## [What is asked]
Each line of the material below that holds the word "JSON" needs to be copied.

## [Material provided]
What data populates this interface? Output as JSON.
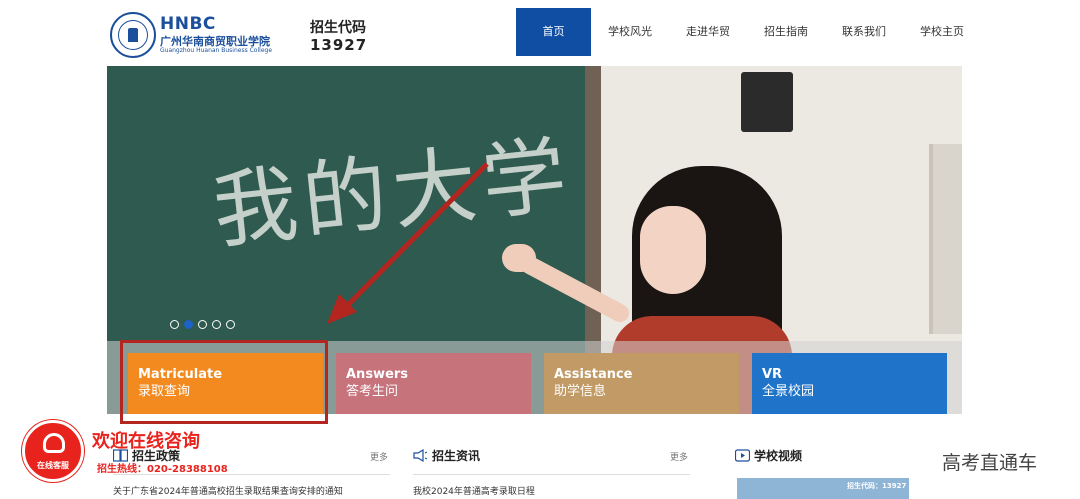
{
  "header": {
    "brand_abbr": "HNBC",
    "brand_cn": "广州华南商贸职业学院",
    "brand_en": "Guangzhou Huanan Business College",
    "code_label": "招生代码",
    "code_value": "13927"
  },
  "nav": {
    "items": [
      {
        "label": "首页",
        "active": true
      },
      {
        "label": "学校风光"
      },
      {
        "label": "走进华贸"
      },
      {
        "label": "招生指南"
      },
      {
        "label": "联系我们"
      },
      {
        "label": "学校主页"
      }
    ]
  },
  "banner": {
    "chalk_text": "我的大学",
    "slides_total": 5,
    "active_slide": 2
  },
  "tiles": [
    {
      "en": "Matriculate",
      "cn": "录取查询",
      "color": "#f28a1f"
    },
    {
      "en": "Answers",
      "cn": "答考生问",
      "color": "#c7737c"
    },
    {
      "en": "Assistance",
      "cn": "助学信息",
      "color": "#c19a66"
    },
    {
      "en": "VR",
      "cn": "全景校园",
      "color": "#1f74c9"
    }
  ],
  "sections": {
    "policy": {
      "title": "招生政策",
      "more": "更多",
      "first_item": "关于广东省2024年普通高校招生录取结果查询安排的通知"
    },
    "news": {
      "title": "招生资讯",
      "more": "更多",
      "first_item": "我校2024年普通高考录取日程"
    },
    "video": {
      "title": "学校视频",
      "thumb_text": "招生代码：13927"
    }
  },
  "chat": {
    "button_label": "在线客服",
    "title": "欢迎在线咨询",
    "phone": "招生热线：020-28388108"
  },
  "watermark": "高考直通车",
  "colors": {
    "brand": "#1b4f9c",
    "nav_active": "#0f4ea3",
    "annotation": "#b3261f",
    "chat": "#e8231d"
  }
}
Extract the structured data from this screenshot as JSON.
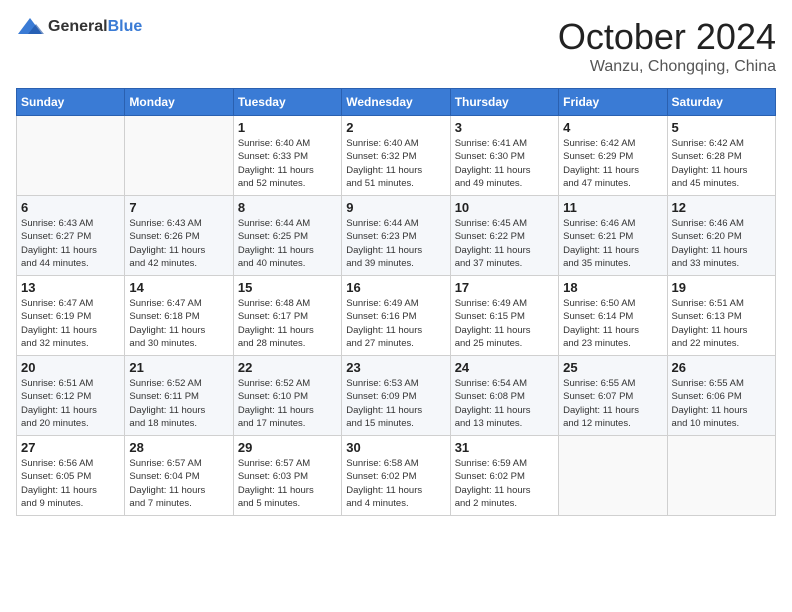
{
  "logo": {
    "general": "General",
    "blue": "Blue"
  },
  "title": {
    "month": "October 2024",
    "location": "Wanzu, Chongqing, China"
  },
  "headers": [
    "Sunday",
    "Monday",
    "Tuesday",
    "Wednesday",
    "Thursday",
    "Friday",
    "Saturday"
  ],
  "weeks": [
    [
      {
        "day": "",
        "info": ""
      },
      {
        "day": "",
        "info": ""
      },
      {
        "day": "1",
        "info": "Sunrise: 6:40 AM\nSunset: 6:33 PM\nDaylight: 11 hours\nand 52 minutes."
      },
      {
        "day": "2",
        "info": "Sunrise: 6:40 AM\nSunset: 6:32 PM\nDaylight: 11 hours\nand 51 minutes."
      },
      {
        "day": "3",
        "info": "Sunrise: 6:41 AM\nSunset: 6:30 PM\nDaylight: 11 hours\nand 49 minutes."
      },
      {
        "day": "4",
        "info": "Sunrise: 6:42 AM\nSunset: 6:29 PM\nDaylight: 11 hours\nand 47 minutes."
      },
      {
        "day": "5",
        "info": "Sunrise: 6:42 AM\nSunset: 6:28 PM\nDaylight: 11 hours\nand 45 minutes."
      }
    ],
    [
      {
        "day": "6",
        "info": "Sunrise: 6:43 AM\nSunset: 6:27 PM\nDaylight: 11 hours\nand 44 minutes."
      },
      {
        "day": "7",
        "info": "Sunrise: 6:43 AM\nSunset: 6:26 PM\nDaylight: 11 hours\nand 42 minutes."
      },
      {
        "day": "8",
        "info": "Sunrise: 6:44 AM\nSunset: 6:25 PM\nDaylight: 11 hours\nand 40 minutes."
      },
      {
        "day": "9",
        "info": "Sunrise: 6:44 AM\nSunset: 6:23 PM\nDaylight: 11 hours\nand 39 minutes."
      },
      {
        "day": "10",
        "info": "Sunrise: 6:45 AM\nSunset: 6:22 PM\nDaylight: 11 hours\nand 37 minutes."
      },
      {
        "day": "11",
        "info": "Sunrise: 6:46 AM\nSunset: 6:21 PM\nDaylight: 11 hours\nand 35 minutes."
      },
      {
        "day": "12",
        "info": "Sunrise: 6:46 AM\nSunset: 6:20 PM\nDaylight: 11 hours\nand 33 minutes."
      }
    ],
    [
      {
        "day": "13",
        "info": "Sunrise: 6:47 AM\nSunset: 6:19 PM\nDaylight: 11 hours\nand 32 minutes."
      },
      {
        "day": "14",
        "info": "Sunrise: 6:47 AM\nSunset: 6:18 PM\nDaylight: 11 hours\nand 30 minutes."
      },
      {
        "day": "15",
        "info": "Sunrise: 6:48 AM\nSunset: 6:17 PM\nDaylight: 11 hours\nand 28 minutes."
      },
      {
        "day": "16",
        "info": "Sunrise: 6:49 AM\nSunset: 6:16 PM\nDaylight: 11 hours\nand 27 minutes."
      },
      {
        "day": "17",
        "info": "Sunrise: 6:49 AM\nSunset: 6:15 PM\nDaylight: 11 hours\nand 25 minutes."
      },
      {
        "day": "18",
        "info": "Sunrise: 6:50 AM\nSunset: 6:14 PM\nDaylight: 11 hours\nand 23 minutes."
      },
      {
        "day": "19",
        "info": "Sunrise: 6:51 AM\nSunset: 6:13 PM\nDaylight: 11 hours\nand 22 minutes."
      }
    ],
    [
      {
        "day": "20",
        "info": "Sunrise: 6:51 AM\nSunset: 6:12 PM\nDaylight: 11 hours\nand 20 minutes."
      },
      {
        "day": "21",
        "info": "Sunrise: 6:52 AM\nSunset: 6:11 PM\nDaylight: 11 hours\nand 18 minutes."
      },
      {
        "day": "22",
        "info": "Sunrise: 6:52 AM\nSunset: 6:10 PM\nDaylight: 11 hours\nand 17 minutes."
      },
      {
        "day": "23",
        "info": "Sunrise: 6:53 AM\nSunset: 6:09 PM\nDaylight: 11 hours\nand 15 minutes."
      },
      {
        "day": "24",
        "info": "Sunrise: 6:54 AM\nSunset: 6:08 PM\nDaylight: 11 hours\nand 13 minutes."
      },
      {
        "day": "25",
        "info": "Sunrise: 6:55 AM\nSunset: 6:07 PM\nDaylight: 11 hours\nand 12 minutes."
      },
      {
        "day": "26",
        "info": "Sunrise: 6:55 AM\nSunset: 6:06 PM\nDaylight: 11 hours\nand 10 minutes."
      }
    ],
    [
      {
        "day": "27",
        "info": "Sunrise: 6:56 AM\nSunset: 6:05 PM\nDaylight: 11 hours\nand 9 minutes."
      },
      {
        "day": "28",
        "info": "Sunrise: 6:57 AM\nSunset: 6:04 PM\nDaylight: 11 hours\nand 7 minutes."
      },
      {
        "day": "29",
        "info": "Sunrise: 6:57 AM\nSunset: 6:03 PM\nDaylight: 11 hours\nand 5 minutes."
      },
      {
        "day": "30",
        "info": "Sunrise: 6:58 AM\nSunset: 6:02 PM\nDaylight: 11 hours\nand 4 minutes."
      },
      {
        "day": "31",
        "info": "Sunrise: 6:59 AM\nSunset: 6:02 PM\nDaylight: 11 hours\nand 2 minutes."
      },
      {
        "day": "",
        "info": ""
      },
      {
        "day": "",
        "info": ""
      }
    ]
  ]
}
==
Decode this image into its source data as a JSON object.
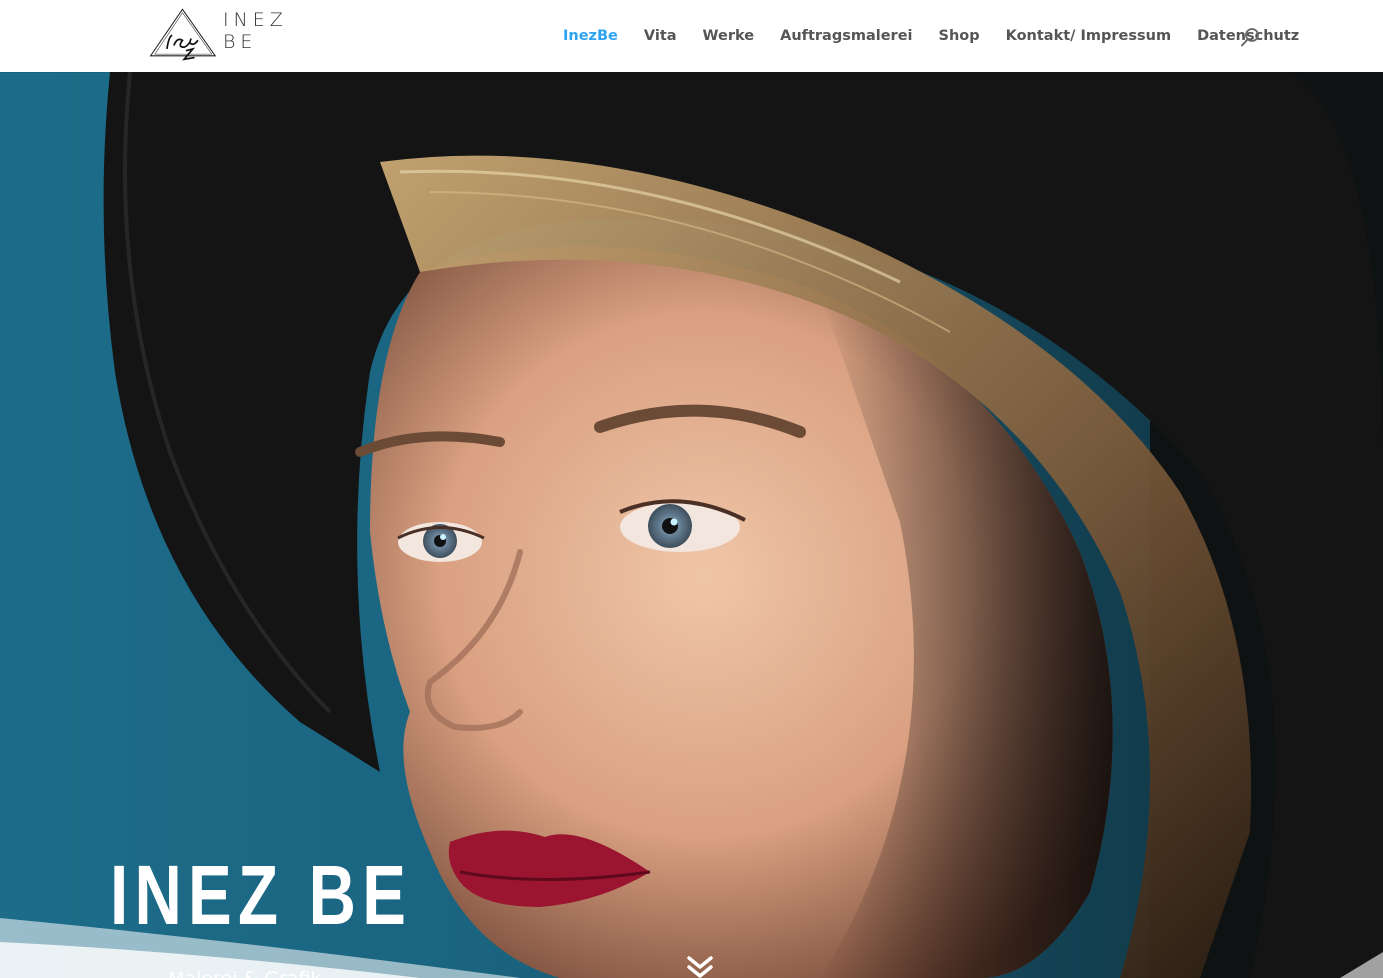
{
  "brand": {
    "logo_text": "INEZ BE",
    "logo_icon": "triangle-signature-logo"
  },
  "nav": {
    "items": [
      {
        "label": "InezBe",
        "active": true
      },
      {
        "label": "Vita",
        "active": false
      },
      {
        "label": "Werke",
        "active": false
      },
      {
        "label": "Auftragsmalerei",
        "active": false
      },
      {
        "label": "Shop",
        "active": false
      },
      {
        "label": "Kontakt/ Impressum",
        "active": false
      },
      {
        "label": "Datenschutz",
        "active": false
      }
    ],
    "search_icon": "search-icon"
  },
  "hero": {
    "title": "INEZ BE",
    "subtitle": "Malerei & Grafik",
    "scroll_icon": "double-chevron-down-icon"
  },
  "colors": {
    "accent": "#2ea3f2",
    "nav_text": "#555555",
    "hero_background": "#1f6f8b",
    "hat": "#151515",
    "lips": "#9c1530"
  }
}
* * *
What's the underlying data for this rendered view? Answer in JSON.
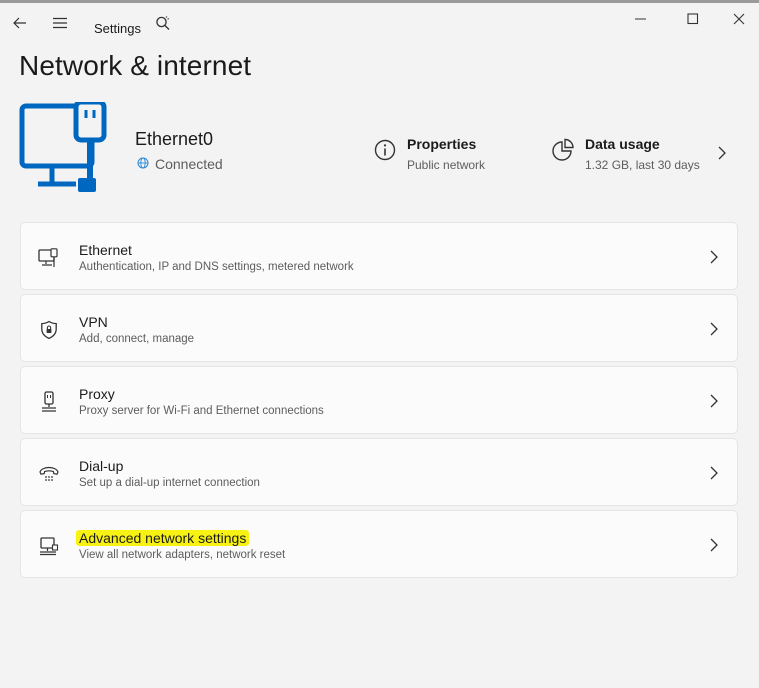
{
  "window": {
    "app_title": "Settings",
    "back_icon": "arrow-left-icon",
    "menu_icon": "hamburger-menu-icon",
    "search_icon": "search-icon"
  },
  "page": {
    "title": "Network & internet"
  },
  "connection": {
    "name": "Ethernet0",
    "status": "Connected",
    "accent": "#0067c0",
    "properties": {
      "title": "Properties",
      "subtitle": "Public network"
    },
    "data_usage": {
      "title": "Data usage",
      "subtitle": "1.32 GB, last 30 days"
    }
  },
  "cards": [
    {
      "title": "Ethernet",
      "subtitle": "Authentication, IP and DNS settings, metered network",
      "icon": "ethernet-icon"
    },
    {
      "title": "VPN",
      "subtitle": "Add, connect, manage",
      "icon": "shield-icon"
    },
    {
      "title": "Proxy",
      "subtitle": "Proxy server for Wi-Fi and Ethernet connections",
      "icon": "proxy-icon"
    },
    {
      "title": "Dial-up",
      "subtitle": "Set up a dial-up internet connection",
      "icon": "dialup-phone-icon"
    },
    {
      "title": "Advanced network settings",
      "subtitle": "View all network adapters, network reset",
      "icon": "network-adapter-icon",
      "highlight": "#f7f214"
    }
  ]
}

## [Response to the task]
What data populates this interface? Output as JSON.
Extract the structured data from this screenshot as JSON.
Decode this image into its source data as a JSON object.
What's the underlying data for this rendered view? Answer in JSON.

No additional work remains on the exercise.